■ **AIM OF THE EXERCISE**
Reproduce the data exactly and drop any pictures it holds.
[START]
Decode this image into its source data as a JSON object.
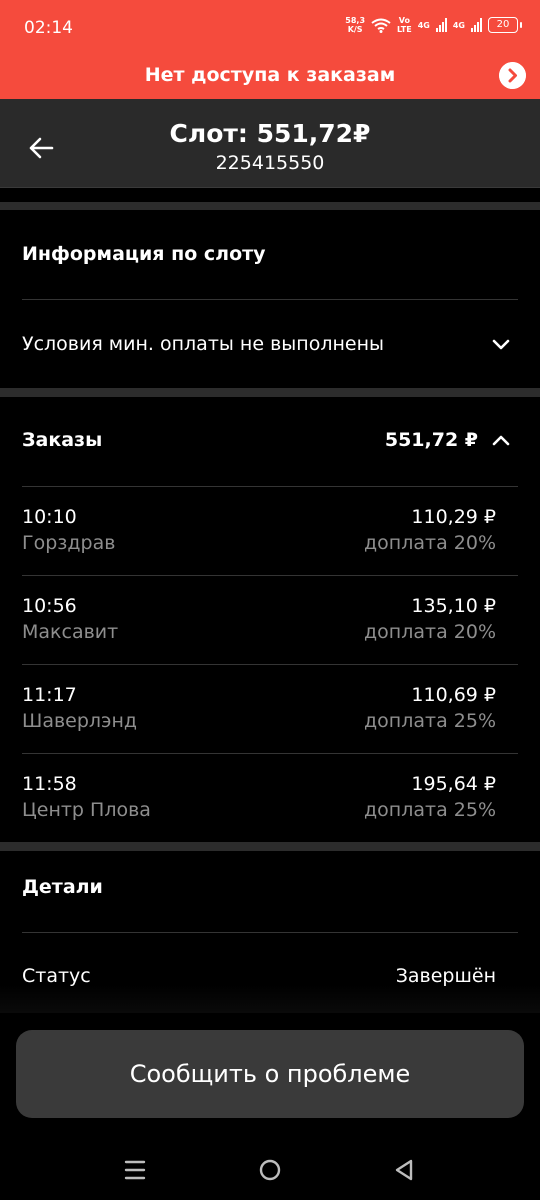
{
  "status_bar": {
    "time": "02:14",
    "speed_value": "58,3",
    "speed_unit": "K/S",
    "volte_top": "Vo",
    "volte_bottom": "LTE",
    "net1": "4G",
    "net2": "4G",
    "battery": "20",
    "icons": [
      "wifi-icon",
      "signal-icon",
      "signal-icon",
      "battery-icon"
    ]
  },
  "banner": {
    "text": "Нет доступа к заказам",
    "color": "#f54b3d",
    "icon": "chevron-right-icon"
  },
  "header": {
    "title": "Слот: 551,72₽",
    "subtitle": "225415550",
    "back_icon": "arrow-left-icon"
  },
  "slot_info": {
    "title": "Информация по слоту",
    "conditions": "Условия мин. оплаты не выполнены",
    "conditions_icon": "chevron-down-icon"
  },
  "orders": {
    "title": "Заказы",
    "total": "551,72 ₽",
    "toggle_icon": "chevron-up-icon",
    "items": [
      {
        "time": "10:10",
        "name": "Горздрав",
        "amount": "110,29 ₽",
        "surcharge": "доплата 20%"
      },
      {
        "time": "10:56",
        "name": "Максавит",
        "amount": "135,10 ₽",
        "surcharge": "доплата 20%"
      },
      {
        "time": "11:17",
        "name": "Шаверлэнд",
        "amount": "110,69 ₽",
        "surcharge": "доплата 25%"
      },
      {
        "time": "11:58",
        "name": "Центр Плова",
        "amount": "195,64 ₽",
        "surcharge": "доплата 25%"
      }
    ]
  },
  "details": {
    "title": "Детали",
    "status_label": "Статус",
    "status_value": "Завершён"
  },
  "report_button": "Сообщить о проблеме",
  "nav": {
    "icons": [
      "menu-icon",
      "home-icon",
      "back-icon"
    ]
  }
}
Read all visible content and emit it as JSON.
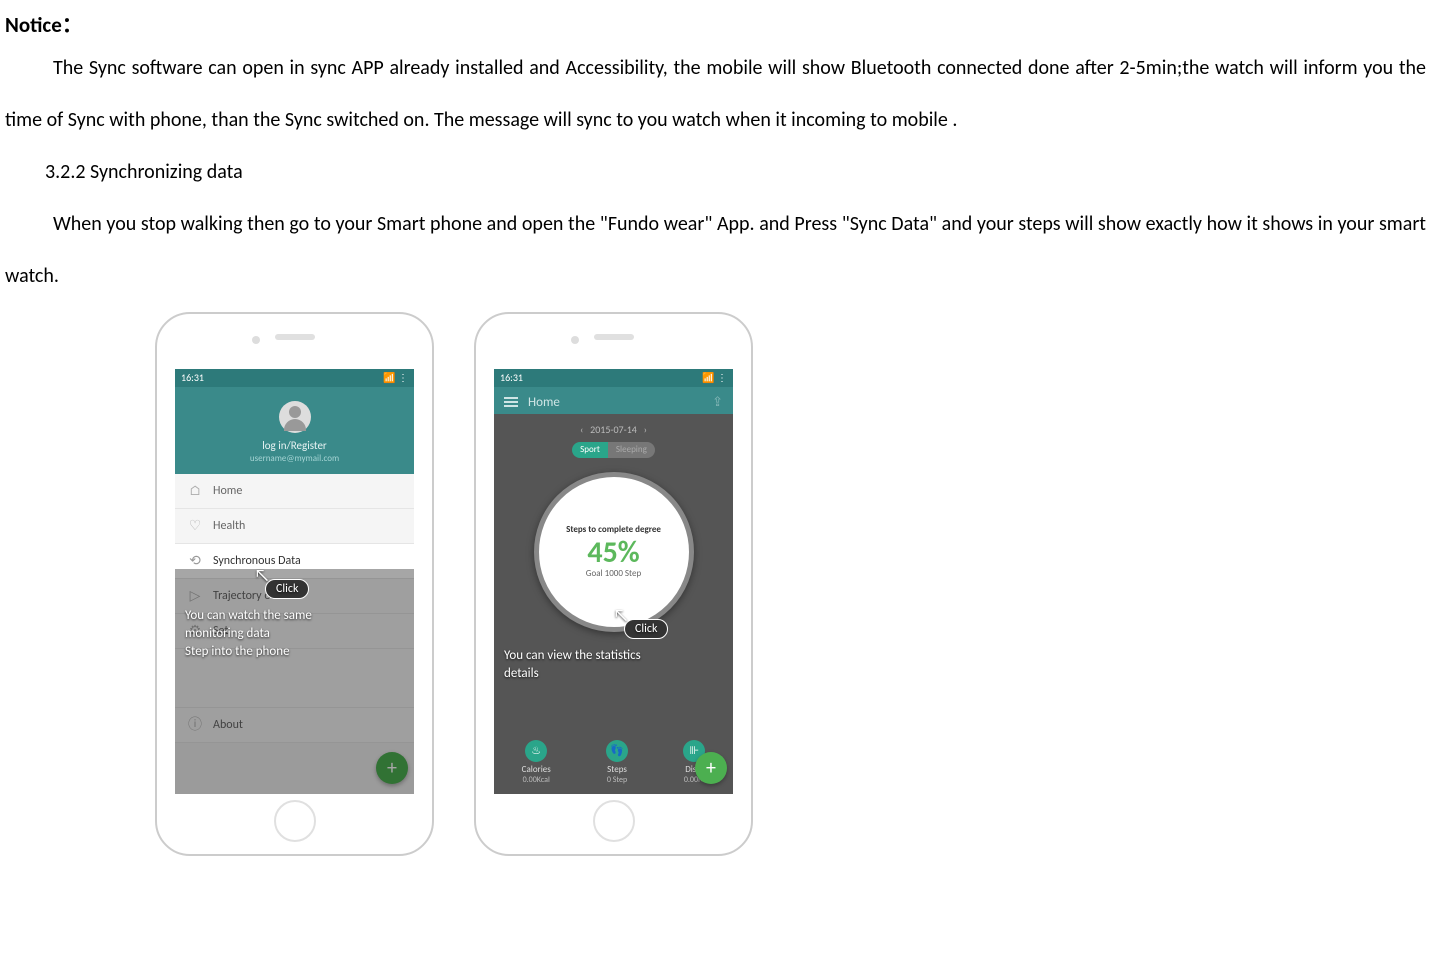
{
  "doc": {
    "notice_label": "Notice：",
    "notice_body": "The Sync software can open in sync APP already installed and Accessibility, the mobile will show Bluetooth connected done after 2-5min;the watch will inform you the time of Sync with phone, than the Sync switched on. The message will sync to you watch when it incoming to mobile .",
    "section_heading": "3.2.2 Synchronizing data",
    "section_body": "When you stop walking then go to your Smart phone and open the \"Fundo wear\" App. and Press \"Sync Data\" and your steps will show exactly how it shows in your smart watch."
  },
  "phone1": {
    "status_time": "16:31",
    "login_label": "log in/Register",
    "email": "username@mymail.com",
    "menu": {
      "home": "Home",
      "health": "Health",
      "sync": "Synchronous Data",
      "trajectory": "Trajectory of M",
      "set": "Set",
      "about": "About"
    },
    "click_label": "Click",
    "overlay_line1": "You can watch the same",
    "overlay_line2": "monitoring data",
    "overlay_line3": "Step into the phone"
  },
  "phone2": {
    "status_time": "16:31",
    "header_title": "Home",
    "date": "2015-07-14",
    "tab_sport": "Sport",
    "tab_sleeping": "Sleeping",
    "circle_top": "Steps to complete degree",
    "percent": "45%",
    "goal": "Goal 1000 Step",
    "click_label": "Click",
    "overlay_line1": "You can view the statistics",
    "overlay_line2": "details",
    "stats": {
      "calories_label": "Calories",
      "calories_value": "0.00Kcal",
      "steps_label": "Steps",
      "steps_value": "0 Step",
      "dist_label": "Dista",
      "dist_value": "0.00M"
    }
  }
}
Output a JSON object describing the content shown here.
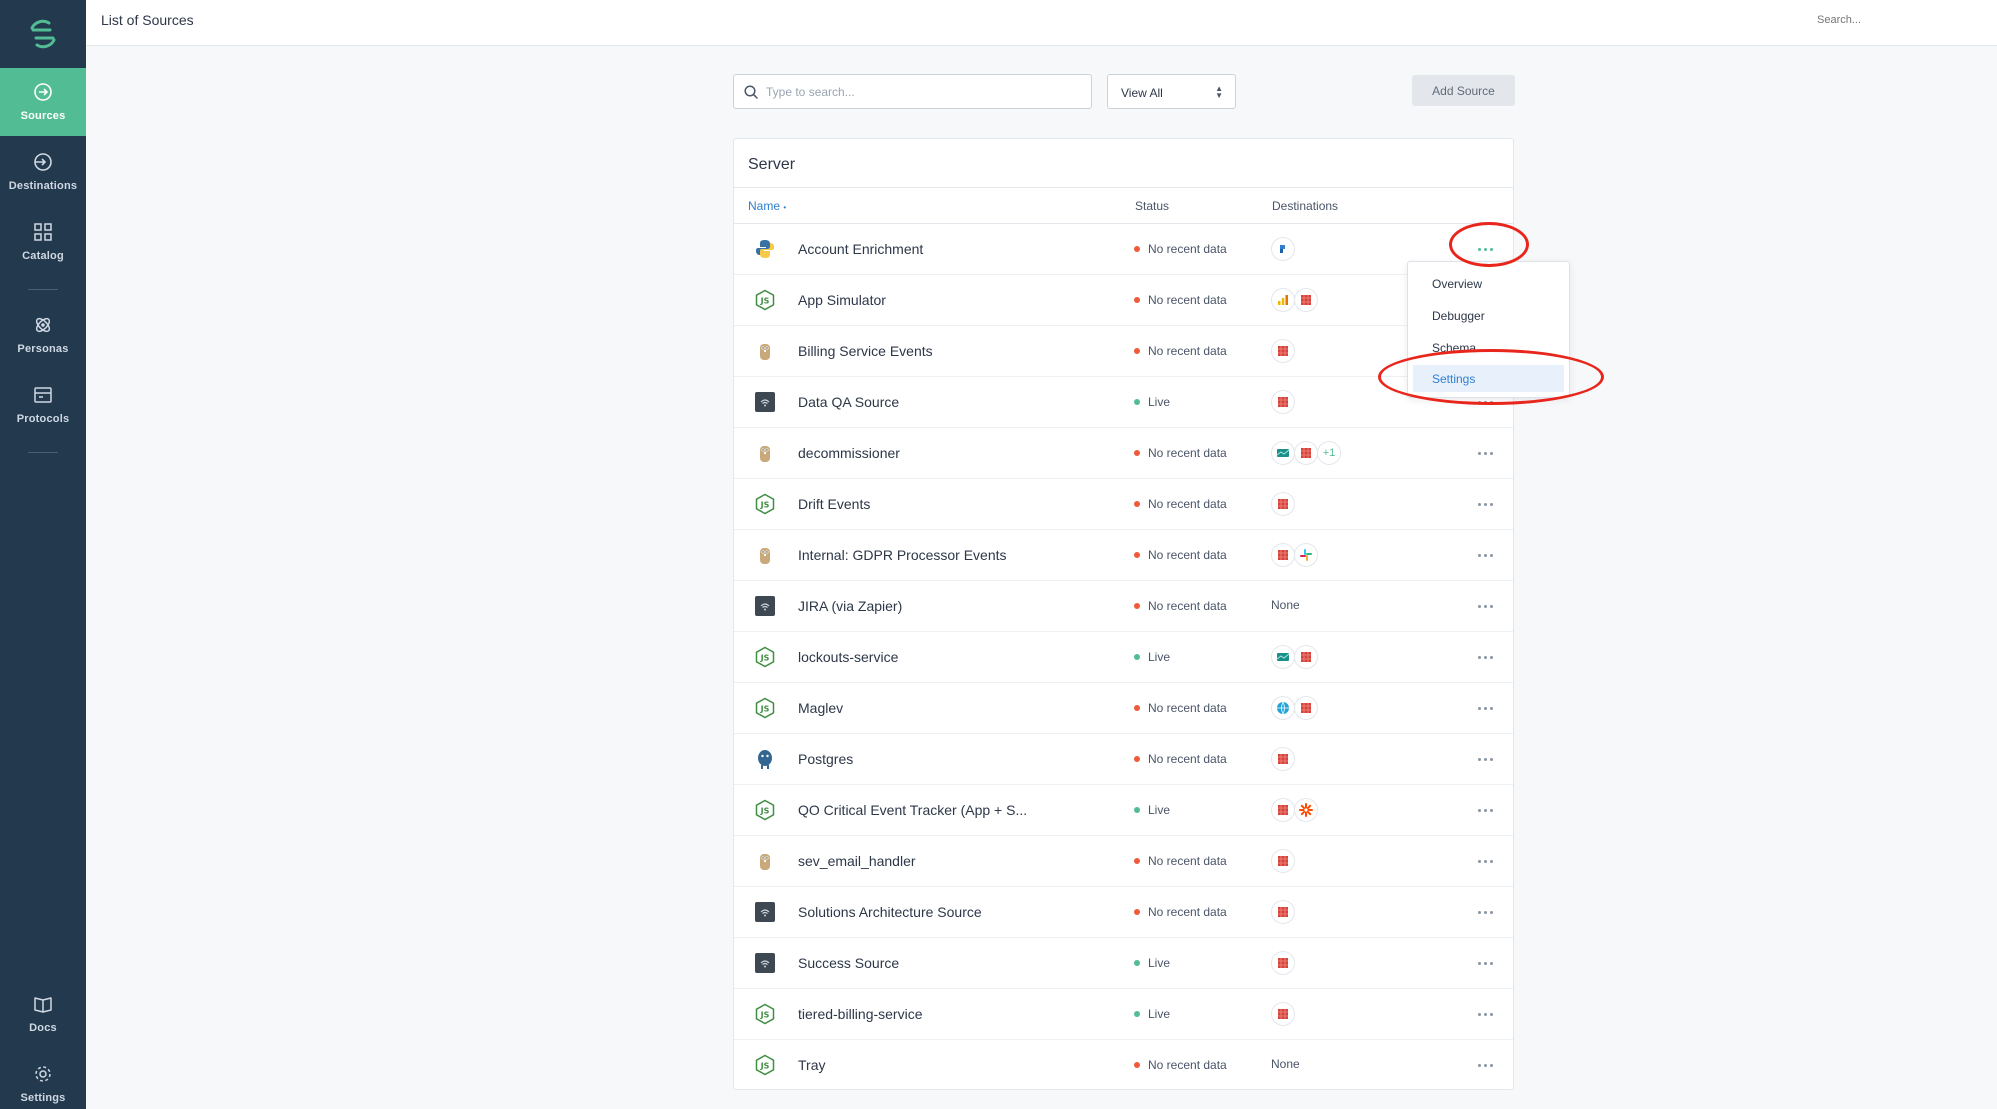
{
  "header": {
    "title": "List of Sources",
    "search_placeholder": "Search..."
  },
  "sidebar": {
    "items": [
      {
        "label": "Sources",
        "icon": "sources-icon",
        "active": true
      },
      {
        "label": "Destinations",
        "icon": "destinations-icon"
      },
      {
        "label": "Catalog",
        "icon": "catalog-icon"
      },
      {
        "label": "Personas",
        "icon": "personas-icon"
      },
      {
        "label": "Protocols",
        "icon": "protocols-icon"
      }
    ],
    "bottom": [
      {
        "label": "Docs",
        "icon": "book-icon"
      },
      {
        "label": "Settings",
        "icon": "gear-icon"
      }
    ]
  },
  "toolbar": {
    "search_placeholder": "Type to search...",
    "view_select": "View All",
    "add_button": "Add Source"
  },
  "card": {
    "title": "Server",
    "columns": {
      "name": "Name",
      "status": "Status",
      "destinations": "Destinations"
    },
    "rows": [
      {
        "name": "Account Enrichment",
        "icon": "python-icon",
        "status": "No recent data",
        "destinations": [
          "blue-icon"
        ],
        "menu_active": true
      },
      {
        "name": "App Simulator",
        "icon": "nodejs-icon",
        "status": "No recent data",
        "destinations": [
          "bars-icon",
          "redshift-icon"
        ]
      },
      {
        "name": "Billing Service Events",
        "icon": "gopher-icon",
        "status": "No recent data",
        "destinations": [
          "redshift-icon"
        ]
      },
      {
        "name": "Data QA Source",
        "icon": "http-icon",
        "status": "Live",
        "destinations": [
          "redshift-icon"
        ]
      },
      {
        "name": "decommissioner",
        "icon": "gopher-icon",
        "status": "No recent data",
        "destinations": [
          "teal-icon",
          "redshift-icon"
        ],
        "more": "+1"
      },
      {
        "name": "Drift Events",
        "icon": "nodejs-icon",
        "status": "No recent data",
        "destinations": [
          "redshift-icon"
        ]
      },
      {
        "name": "Internal: GDPR Processor Events",
        "icon": "gopher-icon",
        "status": "No recent data",
        "destinations": [
          "redshift-icon",
          "slack-icon"
        ]
      },
      {
        "name": "JIRA (via Zapier)",
        "icon": "http-icon",
        "status": "No recent data",
        "destinations": [],
        "none_label": "None"
      },
      {
        "name": "lockouts-service",
        "icon": "nodejs-icon",
        "status": "Live",
        "destinations": [
          "teal-icon",
          "redshift-icon"
        ]
      },
      {
        "name": "Maglev",
        "icon": "nodejs-icon",
        "status": "No recent data",
        "destinations": [
          "globe-icon",
          "redshift-icon"
        ]
      },
      {
        "name": "Postgres",
        "icon": "postgres-icon",
        "status": "No recent data",
        "destinations": [
          "redshift-icon"
        ]
      },
      {
        "name": "QO Critical Event Tracker (App + S...",
        "icon": "nodejs-icon",
        "status": "Live",
        "destinations": [
          "redshift-icon",
          "zapier-icon"
        ]
      },
      {
        "name": "sev_email_handler",
        "icon": "gopher-icon",
        "status": "No recent data",
        "destinations": [
          "redshift-icon"
        ]
      },
      {
        "name": "Solutions Architecture Source",
        "icon": "http-icon",
        "status": "No recent data",
        "destinations": [
          "redshift-icon"
        ]
      },
      {
        "name": "Success Source",
        "icon": "http-icon",
        "status": "Live",
        "destinations": [
          "redshift-icon"
        ]
      },
      {
        "name": "tiered-billing-service",
        "icon": "nodejs-icon",
        "status": "Live",
        "destinations": [
          "redshift-icon"
        ]
      },
      {
        "name": "Tray",
        "icon": "nodejs-icon",
        "status": "No recent data",
        "destinations": [],
        "none_label": "None"
      }
    ]
  },
  "dropdown": {
    "items": [
      "Overview",
      "Debugger",
      "Schema",
      "Settings"
    ],
    "highlighted": "Settings"
  },
  "colors": {
    "sidebar": "#23394e",
    "accent": "#52bd94",
    "link": "#2f80d1",
    "live": "#52bd94",
    "stale": "#ef5b3a",
    "annotation": "#e8261c"
  }
}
[END]
■ **FINAL ANSWER**
Decode this image into its source data as a JSON object.
{
  "status_bar": {
    "time": "02:14",
    "speed_value": "58,3",
    "speed_unit": "K/S",
    "volte_top": "Vo",
    "volte_bottom": "LTE",
    "net1": "4G",
    "net2": "4G",
    "battery": "20",
    "icons": [
      "wifi-icon",
      "signal-icon",
      "signal-icon",
      "battery-icon"
    ]
  },
  "banner": {
    "text": "Нет доступа к заказам",
    "color": "#f54b3d",
    "icon": "chevron-right-icon"
  },
  "header": {
    "title": "Слот: 551,72₽",
    "subtitle": "225415550",
    "back_icon": "arrow-left-icon"
  },
  "slot_info": {
    "title": "Информация по слоту",
    "conditions": "Условия мин. оплаты не выполнены",
    "conditions_icon": "chevron-down-icon"
  },
  "orders": {
    "title": "Заказы",
    "total": "551,72 ₽",
    "toggle_icon": "chevron-up-icon",
    "items": [
      {
        "time": "10:10",
        "name": "Горздрав",
        "amount": "110,29 ₽",
        "surcharge": "доплата 20%"
      },
      {
        "time": "10:56",
        "name": "Максавит",
        "amount": "135,10 ₽",
        "surcharge": "доплата 20%"
      },
      {
        "time": "11:17",
        "name": "Шаверлэнд",
        "amount": "110,69 ₽",
        "surcharge": "доплата 25%"
      },
      {
        "time": "11:58",
        "name": "Центр Плова",
        "amount": "195,64 ₽",
        "surcharge": "доплата 25%"
      }
    ]
  },
  "details": {
    "title": "Детали",
    "status_label": "Статус",
    "status_value": "Завершён"
  },
  "report_button": "Сообщить о проблеме",
  "nav": {
    "icons": [
      "menu-icon",
      "home-icon",
      "back-icon"
    ]
  }
}
Read all visible content and emit it as JSON.
{
  "doc": {
    "notice_label": "Notice：",
    "notice_body": "The Sync software can open in sync APP already installed and Accessibility, the mobile will show Bluetooth connected done after 2-5min;the watch will inform you the time of Sync with phone, than the Sync switched on. The message will sync to you watch when it incoming to mobile .",
    "section_heading": "3.2.2 Synchronizing data",
    "section_body": "When you stop walking then go to your Smart phone and open the \"Fundo wear\" App. and Press \"Sync Data\" and your steps will show exactly how it shows in your smart watch."
  },
  "phone1": {
    "status_time": "16:31",
    "login_label": "log in/Register",
    "email": "username@mymail.com",
    "menu": {
      "home": "Home",
      "health": "Health",
      "sync": "Synchronous Data",
      "trajectory": "Trajectory of M",
      "set": "Set",
      "about": "About"
    },
    "click_label": "Click",
    "overlay_line1": "You can watch the same",
    "overlay_line2": "monitoring data",
    "overlay_line3": "Step into the phone"
  },
  "phone2": {
    "status_time": "16:31",
    "header_title": "Home",
    "date": "2015-07-14",
    "tab_sport": "Sport",
    "tab_sleeping": "Sleeping",
    "circle_top": "Steps to complete degree",
    "percent": "45%",
    "goal": "Goal 1000 Step",
    "click_label": "Click",
    "overlay_line1": "You can view the statistics",
    "overlay_line2": "details",
    "stats": {
      "calories_label": "Calories",
      "calories_value": "0.00Kcal",
      "steps_label": "Steps",
      "steps_value": "0 Step",
      "dist_label": "Dista",
      "dist_value": "0.00M"
    }
  }
}
Output a JSON object describing the content shown here.
{
  "header": {
    "title": "List of Sources",
    "search_placeholder": "Search..."
  },
  "sidebar": {
    "items": [
      {
        "label": "Sources",
        "icon": "sources-icon",
        "active": true
      },
      {
        "label": "Destinations",
        "icon": "destinations-icon"
      },
      {
        "label": "Catalog",
        "icon": "catalog-icon"
      },
      {
        "label": "Personas",
        "icon": "personas-icon"
      },
      {
        "label": "Protocols",
        "icon": "protocols-icon"
      }
    ],
    "bottom": [
      {
        "label": "Docs",
        "icon": "book-icon"
      },
      {
        "label": "Settings",
        "icon": "gear-icon"
      }
    ]
  },
  "toolbar": {
    "search_placeholder": "Type to search...",
    "view_select": "View All",
    "add_button": "Add Source"
  },
  "card": {
    "title": "Server",
    "columns": {
      "name": "Name",
      "status": "Status",
      "destinations": "Destinations"
    },
    "rows": [
      {
        "name": "Account Enrichment",
        "icon": "python-icon",
        "status": "No recent data",
        "destinations": [
          "blue-icon"
        ],
        "menu_active": true
      },
      {
        "name": "App Simulator",
        "icon": "nodejs-icon",
        "status": "No recent data",
        "destinations": [
          "bars-icon",
          "redshift-icon"
        ]
      },
      {
        "name": "Billing Service Events",
        "icon": "gopher-icon",
        "status": "No recent data",
        "destinations": [
          "redshift-icon"
        ]
      },
      {
        "name": "Data QA Source",
        "icon": "http-icon",
        "status": "Live",
        "destinations": [
          "redshift-icon"
        ]
      },
      {
        "name": "decommissioner",
        "icon": "gopher-icon",
        "status": "No recent data",
        "destinations": [
          "teal-icon",
          "redshift-icon"
        ],
        "more": "+1"
      },
      {
        "name": "Drift Events",
        "icon": "nodejs-icon",
        "status": "No recent data",
        "destinations": [
          "redshift-icon"
        ]
      },
      {
        "name": "Internal: GDPR Processor Events",
        "icon": "gopher-icon",
        "status": "No recent data",
        "destinations": [
          "redshift-icon",
          "slack-icon"
        ]
      },
      {
        "name": "JIRA (via Zapier)",
        "icon": "http-icon",
        "status": "No recent data",
        "destinations": [],
        "none_label": "None"
      },
      {
        "name": "lockouts-service",
        "icon": "nodejs-icon",
        "status": "Live",
        "destinations": [
          "teal-icon",
          "redshift-icon"
        ]
      },
      {
        "name": "Maglev",
        "icon": "nodejs-icon",
        "status": "No recent data",
        "destinations": [
          "globe-icon",
          "redshift-icon"
        ]
      },
      {
        "name": "Postgres",
        "icon": "postgres-icon",
        "status": "No recent data",
        "destinations": [
          "redshift-icon"
        ]
      },
      {
        "name": "QO Critical Event Tracker (App + S...",
        "icon": "nodejs-icon",
        "status": "Live",
        "destinations": [
          "redshift-icon",
          "zapier-icon"
        ]
      },
      {
        "name": "sev_email_handler",
        "icon": "gopher-icon",
        "status": "No recent data",
        "destinations": [
          "redshift-icon"
        ]
      },
      {
        "name": "Solutions Architecture Source",
        "icon": "http-icon",
        "status": "No recent data",
        "destinations": [
          "redshift-icon"
        ]
      },
      {
        "name": "Success Source",
        "icon": "http-icon",
        "status": "Live",
        "destinations": [
          "redshift-icon"
        ]
      },
      {
        "name": "tiered-billing-service",
        "icon": "nodejs-icon",
        "status": "Live",
        "destinations": [
          "redshift-icon"
        ]
      },
      {
        "name": "Tray",
        "icon": "nodejs-icon",
        "status": "No recent data",
        "destinations": [],
        "none_label": "None"
      }
    ]
  },
  "dropdown": {
    "items": [
      "Overview",
      "Debugger",
      "Schema",
      "Settings"
    ],
    "highlighted": "Settings"
  },
  "colors": {
    "sidebar": "#23394e",
    "accent": "#52bd94",
    "link": "#2f80d1",
    "live": "#52bd94",
    "stale": "#ef5b3a",
    "annotation": "#e8261c"
  }
}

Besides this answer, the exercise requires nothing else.